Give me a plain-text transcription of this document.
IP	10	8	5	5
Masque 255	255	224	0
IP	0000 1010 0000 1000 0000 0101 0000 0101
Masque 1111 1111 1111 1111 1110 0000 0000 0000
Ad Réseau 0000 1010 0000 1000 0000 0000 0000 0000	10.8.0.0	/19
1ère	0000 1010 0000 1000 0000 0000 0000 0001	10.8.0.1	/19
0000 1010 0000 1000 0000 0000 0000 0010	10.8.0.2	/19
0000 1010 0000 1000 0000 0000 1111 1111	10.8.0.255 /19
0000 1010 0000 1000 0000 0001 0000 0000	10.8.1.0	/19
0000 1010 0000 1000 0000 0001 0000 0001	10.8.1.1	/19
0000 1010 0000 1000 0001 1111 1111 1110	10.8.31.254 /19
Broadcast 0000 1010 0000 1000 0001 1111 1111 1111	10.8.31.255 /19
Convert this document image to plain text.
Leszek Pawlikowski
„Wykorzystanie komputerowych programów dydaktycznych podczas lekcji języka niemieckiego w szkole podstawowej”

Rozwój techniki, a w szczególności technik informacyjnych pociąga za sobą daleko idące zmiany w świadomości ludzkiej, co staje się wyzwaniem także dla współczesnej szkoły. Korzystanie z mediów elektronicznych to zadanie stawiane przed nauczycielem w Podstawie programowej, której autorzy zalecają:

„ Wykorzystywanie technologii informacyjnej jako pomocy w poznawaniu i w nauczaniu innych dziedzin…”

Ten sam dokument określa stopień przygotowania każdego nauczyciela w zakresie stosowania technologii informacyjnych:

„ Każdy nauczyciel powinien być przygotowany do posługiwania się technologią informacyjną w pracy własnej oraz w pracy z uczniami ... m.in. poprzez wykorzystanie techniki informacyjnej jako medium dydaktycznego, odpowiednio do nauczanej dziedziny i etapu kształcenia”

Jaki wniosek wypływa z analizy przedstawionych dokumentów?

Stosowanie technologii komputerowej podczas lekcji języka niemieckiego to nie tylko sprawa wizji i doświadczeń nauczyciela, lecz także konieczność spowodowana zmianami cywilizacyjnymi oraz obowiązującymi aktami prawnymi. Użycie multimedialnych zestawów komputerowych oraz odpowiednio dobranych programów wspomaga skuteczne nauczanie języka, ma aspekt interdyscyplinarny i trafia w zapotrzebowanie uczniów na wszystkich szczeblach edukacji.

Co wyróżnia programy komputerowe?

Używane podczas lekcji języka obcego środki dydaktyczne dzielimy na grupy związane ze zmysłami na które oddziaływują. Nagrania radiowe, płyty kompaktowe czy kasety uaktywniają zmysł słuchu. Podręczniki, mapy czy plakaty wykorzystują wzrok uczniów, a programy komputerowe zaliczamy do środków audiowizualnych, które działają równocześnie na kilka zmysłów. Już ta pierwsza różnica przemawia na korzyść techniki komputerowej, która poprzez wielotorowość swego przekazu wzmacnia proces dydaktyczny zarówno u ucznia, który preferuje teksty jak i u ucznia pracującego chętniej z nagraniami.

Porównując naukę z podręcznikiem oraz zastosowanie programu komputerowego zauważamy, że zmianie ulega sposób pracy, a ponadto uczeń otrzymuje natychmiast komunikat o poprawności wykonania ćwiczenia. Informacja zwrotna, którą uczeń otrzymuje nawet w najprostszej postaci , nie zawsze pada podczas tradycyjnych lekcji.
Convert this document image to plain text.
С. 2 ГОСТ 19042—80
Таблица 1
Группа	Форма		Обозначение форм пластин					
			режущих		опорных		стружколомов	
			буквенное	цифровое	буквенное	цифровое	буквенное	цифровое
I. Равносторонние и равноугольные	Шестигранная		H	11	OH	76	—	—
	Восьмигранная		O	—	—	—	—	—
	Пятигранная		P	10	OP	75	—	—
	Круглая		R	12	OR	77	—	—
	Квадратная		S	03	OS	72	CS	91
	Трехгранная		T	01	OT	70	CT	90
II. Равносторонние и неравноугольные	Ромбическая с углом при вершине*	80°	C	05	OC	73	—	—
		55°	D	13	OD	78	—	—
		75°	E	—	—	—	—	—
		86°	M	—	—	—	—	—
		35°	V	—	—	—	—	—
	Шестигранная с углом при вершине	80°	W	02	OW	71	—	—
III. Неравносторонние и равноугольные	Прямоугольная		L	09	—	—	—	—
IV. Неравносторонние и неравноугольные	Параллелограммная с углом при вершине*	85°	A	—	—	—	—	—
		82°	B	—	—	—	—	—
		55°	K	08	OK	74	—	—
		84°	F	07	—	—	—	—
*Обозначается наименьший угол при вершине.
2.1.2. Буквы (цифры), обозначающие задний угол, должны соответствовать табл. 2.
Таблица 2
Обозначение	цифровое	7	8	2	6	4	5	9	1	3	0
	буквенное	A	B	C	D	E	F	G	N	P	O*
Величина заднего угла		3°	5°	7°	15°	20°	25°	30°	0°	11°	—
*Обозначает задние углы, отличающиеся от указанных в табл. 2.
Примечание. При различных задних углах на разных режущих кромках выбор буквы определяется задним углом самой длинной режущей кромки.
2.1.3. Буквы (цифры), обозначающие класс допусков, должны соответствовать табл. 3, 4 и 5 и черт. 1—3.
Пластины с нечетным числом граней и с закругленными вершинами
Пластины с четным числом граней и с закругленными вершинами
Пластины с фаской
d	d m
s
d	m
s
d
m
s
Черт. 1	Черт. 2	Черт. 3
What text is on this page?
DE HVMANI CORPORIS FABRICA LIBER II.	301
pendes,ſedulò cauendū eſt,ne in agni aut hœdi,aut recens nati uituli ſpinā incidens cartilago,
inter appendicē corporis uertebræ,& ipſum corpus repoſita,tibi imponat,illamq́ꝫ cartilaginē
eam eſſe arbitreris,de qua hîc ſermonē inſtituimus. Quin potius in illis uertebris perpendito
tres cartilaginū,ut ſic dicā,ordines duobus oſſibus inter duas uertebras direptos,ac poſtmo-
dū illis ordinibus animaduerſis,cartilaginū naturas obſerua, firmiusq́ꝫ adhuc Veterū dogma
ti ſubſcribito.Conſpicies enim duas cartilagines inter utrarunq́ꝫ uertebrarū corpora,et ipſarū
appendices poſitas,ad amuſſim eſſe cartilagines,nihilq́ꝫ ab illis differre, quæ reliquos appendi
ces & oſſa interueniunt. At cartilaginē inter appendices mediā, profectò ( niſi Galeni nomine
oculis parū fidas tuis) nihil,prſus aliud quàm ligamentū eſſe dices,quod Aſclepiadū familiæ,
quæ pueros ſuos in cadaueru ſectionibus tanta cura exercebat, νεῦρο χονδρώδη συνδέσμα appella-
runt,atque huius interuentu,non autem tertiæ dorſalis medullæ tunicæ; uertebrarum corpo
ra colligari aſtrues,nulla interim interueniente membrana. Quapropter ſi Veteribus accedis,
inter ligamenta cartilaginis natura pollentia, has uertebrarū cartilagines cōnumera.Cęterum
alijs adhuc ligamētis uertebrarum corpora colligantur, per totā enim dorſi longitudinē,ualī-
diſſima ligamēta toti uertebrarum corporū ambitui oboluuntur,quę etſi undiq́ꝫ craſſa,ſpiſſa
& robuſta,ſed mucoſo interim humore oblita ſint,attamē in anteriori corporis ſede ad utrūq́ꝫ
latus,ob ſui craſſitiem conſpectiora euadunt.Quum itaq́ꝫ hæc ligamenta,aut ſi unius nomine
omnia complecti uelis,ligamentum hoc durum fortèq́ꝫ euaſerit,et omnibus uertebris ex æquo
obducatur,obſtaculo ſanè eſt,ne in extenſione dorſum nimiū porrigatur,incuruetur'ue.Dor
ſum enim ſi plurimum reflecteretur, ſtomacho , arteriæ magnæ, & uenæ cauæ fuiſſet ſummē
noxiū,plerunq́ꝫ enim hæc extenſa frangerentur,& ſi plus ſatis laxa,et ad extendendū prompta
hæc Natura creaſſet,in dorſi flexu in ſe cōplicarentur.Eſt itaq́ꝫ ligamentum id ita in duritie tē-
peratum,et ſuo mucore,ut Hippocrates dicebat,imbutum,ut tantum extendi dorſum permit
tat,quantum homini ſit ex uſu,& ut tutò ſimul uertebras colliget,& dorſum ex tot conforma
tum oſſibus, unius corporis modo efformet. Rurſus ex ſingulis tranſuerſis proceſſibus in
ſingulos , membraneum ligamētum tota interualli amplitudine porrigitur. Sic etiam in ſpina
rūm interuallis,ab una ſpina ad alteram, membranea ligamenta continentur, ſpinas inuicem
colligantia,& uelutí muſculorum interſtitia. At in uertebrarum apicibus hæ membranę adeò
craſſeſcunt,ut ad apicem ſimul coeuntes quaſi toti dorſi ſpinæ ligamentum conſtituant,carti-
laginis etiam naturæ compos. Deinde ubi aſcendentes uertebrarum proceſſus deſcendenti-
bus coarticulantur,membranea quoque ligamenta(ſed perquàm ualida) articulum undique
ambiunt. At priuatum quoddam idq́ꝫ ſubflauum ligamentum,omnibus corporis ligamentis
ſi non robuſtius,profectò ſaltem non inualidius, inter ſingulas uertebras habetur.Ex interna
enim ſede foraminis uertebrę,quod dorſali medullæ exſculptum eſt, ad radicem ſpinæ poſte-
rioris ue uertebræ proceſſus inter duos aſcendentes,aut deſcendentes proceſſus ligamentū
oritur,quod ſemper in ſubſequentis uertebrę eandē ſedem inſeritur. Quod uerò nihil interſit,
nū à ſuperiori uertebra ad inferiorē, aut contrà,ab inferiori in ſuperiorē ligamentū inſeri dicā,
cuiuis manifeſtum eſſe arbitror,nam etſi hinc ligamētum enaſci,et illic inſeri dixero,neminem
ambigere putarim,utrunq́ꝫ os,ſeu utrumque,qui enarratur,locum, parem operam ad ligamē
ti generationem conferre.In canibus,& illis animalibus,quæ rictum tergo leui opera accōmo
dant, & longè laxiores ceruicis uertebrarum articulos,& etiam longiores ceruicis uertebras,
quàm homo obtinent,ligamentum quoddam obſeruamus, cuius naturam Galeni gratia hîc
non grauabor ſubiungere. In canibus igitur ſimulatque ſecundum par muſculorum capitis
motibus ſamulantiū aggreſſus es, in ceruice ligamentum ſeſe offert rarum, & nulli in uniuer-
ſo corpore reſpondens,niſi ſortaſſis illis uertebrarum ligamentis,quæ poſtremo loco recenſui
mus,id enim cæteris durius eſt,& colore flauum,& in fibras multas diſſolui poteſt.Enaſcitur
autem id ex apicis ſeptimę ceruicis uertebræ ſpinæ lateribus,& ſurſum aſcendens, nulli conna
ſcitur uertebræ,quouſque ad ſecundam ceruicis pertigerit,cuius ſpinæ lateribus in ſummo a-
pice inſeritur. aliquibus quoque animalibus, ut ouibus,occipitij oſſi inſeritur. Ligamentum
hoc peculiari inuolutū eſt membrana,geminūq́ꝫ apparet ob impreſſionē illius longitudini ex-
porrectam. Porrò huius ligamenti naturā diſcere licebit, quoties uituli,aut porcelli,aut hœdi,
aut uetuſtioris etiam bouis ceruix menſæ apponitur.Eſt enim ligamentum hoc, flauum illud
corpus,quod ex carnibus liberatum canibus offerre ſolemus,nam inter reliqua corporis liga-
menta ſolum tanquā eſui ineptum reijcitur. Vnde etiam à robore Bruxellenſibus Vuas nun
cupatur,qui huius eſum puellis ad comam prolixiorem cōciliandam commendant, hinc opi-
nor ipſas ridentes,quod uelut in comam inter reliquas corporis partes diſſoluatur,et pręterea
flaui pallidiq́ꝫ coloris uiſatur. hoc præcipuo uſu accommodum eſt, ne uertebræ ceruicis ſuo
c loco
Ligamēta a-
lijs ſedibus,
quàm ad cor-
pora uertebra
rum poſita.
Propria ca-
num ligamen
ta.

==============================

**Exercise**
Gather every line from the listing above in which "komputerowej" appears, and copy those lines.

**Expected answer**
Stosowanie technologii komputerowej podczas lekcji języka niemieckiego to nie tylko sprawa wizji i doświadczeń nauczyciela, lecz także konieczność spowodowana zmianami cywilizacyjnymi oraz obowiązującymi aktami prawnymi. Użycie multimedialnych zestawów komputerowych oraz odpowiednio dobranych programów wspomaga skuteczne nauczanie języka, ma aspekt interdyscyplinarny i trafia w zapotrzebowanie uczniów na wszystkich szczeblach edukacji.
Używane podczas lekcji języka obcego środki dydaktyczne dzielimy na grupy związane ze zmysłami na które oddziaływują. Nagrania radiowe, płyty kompaktowe czy kasety uaktywniają zmysł słuchu. Podręczniki, mapy czy plakaty wykorzystują wzrok uczniów, a programy komputerowe zaliczamy do środków audiowizualnych, które działają równocześnie na kilka zmysłów. Już ta pierwsza różnica przemawia na korzyść techniki komputerowej, która poprzez wielotorowość swego przekazu wzmacnia proces dydaktyczny zarówno u ucznia, który preferuje teksty jak i u ucznia pracującego chętniej z nagraniami.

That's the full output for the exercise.